Pull out from the material below all lines with "none".

## Excerpted data
───

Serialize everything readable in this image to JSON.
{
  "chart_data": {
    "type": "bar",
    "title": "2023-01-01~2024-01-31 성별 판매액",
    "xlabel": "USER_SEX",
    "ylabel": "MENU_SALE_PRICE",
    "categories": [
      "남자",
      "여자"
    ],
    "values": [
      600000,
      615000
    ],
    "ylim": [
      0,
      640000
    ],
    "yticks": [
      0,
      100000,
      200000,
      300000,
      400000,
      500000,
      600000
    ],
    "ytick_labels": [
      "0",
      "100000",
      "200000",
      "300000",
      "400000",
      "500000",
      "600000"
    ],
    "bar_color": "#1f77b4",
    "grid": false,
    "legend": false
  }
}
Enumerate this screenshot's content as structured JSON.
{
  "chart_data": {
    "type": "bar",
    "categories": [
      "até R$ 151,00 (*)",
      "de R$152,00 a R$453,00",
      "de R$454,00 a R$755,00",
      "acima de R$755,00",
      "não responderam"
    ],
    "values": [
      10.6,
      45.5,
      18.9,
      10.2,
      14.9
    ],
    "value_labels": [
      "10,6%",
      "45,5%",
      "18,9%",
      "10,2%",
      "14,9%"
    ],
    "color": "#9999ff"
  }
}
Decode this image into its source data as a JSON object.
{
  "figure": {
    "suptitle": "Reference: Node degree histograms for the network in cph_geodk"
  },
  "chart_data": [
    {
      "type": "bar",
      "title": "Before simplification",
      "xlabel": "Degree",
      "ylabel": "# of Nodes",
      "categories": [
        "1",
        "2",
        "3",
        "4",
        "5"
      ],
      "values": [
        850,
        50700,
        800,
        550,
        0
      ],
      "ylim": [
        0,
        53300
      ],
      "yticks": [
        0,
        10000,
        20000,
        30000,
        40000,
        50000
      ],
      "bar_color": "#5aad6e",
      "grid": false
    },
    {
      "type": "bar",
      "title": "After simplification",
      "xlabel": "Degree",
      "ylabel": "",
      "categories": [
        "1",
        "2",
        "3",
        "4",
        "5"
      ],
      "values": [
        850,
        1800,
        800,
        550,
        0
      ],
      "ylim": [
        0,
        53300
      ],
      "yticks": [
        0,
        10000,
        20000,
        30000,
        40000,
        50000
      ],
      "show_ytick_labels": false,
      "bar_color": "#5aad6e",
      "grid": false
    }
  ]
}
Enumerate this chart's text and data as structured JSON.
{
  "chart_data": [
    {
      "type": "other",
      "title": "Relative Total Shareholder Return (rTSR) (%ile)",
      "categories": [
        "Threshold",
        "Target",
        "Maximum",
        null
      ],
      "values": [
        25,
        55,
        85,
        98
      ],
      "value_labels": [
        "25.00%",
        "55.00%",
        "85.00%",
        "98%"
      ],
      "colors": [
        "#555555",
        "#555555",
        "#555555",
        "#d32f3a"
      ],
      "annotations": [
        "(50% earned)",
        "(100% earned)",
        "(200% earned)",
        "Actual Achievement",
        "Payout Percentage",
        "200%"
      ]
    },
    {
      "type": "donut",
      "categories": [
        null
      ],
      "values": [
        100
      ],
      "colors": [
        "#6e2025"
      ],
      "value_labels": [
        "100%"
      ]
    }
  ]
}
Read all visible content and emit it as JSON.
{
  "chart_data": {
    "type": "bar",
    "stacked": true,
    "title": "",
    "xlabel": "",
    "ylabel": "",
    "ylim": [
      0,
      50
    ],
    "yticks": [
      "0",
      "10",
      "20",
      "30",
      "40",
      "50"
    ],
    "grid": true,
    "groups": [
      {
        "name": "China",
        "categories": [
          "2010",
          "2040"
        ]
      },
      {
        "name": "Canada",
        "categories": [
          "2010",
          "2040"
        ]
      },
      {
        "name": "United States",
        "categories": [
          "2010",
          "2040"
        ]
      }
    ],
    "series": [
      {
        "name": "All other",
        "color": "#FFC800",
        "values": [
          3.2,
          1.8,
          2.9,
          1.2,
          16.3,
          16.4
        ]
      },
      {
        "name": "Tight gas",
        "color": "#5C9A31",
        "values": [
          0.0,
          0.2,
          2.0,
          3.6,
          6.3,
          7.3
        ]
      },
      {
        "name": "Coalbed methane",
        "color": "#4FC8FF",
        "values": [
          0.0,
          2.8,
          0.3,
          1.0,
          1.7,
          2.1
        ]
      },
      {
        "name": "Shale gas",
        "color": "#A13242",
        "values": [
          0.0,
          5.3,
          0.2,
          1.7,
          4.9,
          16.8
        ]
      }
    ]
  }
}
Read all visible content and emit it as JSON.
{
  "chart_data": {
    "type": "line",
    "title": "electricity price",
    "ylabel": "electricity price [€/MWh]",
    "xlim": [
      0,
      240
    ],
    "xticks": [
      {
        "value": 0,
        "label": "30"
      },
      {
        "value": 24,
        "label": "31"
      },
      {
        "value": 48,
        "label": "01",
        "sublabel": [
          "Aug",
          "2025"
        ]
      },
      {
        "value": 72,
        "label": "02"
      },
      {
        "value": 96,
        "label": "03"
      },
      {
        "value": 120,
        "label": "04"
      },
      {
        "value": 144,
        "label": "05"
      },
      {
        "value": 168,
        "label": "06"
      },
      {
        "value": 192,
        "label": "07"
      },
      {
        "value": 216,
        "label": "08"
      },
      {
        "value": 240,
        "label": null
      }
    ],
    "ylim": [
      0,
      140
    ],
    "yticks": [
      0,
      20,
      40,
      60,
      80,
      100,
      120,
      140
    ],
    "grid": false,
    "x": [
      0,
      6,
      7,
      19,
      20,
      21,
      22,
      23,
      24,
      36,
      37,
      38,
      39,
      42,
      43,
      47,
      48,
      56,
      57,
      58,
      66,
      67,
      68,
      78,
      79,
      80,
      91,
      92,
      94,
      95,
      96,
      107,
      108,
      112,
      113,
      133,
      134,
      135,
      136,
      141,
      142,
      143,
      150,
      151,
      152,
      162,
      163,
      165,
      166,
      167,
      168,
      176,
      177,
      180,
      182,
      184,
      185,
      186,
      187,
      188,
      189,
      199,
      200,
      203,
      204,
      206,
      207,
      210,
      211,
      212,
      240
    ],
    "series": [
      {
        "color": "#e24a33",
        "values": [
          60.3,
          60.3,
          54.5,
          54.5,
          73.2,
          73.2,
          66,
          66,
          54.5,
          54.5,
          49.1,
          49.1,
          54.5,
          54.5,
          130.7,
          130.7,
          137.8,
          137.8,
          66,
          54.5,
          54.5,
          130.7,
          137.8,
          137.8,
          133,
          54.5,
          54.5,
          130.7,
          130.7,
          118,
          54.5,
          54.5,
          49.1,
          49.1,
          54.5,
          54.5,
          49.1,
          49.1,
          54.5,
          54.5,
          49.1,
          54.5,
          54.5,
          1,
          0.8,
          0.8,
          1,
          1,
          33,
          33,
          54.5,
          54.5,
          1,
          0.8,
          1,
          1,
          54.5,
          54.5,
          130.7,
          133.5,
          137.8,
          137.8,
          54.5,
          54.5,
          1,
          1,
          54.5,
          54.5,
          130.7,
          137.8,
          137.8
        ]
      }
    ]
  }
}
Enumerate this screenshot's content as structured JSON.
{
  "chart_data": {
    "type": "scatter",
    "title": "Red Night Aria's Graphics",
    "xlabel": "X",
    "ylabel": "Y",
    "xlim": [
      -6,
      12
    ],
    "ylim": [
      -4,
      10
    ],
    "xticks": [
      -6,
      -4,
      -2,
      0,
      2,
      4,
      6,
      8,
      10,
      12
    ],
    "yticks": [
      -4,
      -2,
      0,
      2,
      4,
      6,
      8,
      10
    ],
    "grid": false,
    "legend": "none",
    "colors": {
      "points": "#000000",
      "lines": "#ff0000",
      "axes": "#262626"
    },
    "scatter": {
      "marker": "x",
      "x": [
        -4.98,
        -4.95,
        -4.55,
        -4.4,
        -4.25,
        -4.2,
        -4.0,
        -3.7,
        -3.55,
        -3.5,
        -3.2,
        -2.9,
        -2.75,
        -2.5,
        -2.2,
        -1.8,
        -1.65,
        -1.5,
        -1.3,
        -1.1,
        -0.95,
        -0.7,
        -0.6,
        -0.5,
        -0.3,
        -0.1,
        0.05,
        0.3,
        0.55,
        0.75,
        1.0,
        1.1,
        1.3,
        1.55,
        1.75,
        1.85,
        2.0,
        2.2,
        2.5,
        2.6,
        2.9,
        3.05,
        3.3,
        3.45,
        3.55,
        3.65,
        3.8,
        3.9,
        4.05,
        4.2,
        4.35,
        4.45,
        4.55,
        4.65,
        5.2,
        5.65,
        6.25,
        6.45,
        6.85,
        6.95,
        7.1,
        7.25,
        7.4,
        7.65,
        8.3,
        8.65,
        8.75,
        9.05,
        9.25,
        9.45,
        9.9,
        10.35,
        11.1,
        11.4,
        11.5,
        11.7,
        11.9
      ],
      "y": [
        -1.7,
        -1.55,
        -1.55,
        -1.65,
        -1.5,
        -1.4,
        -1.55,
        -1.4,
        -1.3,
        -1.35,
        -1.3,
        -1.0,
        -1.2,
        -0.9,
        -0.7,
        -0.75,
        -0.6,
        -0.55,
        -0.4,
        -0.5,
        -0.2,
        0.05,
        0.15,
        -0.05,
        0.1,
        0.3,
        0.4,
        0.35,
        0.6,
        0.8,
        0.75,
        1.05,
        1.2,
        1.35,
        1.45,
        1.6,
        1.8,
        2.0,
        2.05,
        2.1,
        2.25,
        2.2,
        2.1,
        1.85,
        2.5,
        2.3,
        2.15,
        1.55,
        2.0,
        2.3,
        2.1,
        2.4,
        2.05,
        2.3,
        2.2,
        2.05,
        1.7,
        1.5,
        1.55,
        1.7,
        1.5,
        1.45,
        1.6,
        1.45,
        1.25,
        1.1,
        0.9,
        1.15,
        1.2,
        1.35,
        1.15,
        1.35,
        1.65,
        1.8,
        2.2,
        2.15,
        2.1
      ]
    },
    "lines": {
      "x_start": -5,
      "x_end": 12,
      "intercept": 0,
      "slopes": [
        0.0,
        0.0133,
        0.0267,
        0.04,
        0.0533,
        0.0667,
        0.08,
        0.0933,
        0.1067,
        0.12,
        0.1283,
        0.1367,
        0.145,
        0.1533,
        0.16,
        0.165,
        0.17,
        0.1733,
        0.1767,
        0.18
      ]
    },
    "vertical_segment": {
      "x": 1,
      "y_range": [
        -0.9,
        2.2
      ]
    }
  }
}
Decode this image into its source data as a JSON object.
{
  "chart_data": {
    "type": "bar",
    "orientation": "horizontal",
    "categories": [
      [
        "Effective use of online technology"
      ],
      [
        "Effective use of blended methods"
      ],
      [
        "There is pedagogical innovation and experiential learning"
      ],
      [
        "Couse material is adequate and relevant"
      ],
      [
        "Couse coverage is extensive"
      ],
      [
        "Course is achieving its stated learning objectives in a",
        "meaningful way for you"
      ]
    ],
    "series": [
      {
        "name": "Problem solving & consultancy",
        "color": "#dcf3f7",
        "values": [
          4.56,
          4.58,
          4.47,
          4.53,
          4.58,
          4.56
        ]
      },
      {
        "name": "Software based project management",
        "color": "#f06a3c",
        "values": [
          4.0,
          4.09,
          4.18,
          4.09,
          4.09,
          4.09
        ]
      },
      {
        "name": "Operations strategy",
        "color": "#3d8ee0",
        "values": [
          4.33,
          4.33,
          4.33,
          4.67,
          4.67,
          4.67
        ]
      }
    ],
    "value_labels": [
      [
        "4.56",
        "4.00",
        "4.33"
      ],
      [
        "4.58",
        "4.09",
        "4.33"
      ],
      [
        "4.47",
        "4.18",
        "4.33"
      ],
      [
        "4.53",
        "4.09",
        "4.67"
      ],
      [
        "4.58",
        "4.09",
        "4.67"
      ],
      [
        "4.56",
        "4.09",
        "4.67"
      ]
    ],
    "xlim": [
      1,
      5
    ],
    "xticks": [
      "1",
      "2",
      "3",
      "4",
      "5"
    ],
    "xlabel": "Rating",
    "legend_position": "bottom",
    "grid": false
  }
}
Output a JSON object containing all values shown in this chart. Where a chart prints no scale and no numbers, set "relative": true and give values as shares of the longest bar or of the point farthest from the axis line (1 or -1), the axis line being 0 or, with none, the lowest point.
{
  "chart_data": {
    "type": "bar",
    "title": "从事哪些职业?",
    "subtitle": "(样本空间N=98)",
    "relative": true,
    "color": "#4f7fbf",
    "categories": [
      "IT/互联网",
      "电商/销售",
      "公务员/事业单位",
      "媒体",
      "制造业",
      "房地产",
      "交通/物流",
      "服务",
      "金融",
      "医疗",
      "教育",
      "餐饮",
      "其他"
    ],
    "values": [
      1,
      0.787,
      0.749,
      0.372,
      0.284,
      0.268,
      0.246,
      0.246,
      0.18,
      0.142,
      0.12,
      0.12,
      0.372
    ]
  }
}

───

## Expected answer
    "legend": "none",
Output a JSON object containing all values shown in this chart. Where a chart prints no scale and no numbers, set "relative": true and give values as shares of the longest bar or of the point farthest from the axis line (1 or -1), the axis line being 0 or, with none, the lowest point.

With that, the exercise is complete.